■ **Do this**
Transcribe the entries that follow, word for word.

Dataset records
_ _ _

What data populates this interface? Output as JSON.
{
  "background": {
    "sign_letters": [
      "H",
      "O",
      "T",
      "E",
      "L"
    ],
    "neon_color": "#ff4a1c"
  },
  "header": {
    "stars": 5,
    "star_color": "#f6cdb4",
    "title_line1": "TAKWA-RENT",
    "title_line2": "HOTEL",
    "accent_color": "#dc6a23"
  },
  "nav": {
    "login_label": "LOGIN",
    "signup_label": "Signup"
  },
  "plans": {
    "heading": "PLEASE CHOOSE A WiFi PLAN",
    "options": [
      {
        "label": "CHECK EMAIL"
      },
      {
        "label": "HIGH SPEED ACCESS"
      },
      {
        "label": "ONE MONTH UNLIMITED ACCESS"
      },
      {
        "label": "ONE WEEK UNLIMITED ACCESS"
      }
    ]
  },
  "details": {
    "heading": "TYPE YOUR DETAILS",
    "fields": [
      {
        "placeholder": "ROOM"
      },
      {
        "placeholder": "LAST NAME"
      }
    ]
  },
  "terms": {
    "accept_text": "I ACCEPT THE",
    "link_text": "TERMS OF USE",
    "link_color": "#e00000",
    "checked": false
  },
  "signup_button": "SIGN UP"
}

_ _ _

■ **Solution to the problem**
What data populates this interface? Output as JSON.
{
  "background": {
    "sign_letters": [
      "H",
      "O",
      "T",
      "E",
      "L"
    ],
    "neon_color": "#ff4a1c"
  },
  "header": {
    "stars": 5,
    "star_color": "#f6cdb4",
    "title_line1": "TAKWA-RENT",
    "title_line2": "HOTEL",
    "accent_color": "#dc6a23"
  },
  "nav": {
    "login_label": "LOGIN",
    "signup_label": "Signup"
  },
  "plans": {
    "heading": "PLEASE CHOOSE A WiFi PLAN",
    "options": [
      {
        "label": "CHECK EMAIL"
      },
      {
        "label": "HIGH SPEED ACCESS"
      },
      {
        "label": "ONE MONTH UNLIMITED ACCESS"
      },
      {
        "label": "ONE WEEK UNLIMITED ACCESS"
      }
    ]
  },
  "details": {
    "heading": "TYPE YOUR DETAILS",
    "fields": [
      {
        "placeholder": "ROOM"
      },
      {
        "placeholder": "LAST NAME"
      }
    ]
  },
  "terms": {
    "accept_text": "I ACCEPT THE",
    "link_text": "TERMS OF USE",
    "link_color": "#e00000",
    "checked": false
  },
  "signup_button": "SIGN UP"
}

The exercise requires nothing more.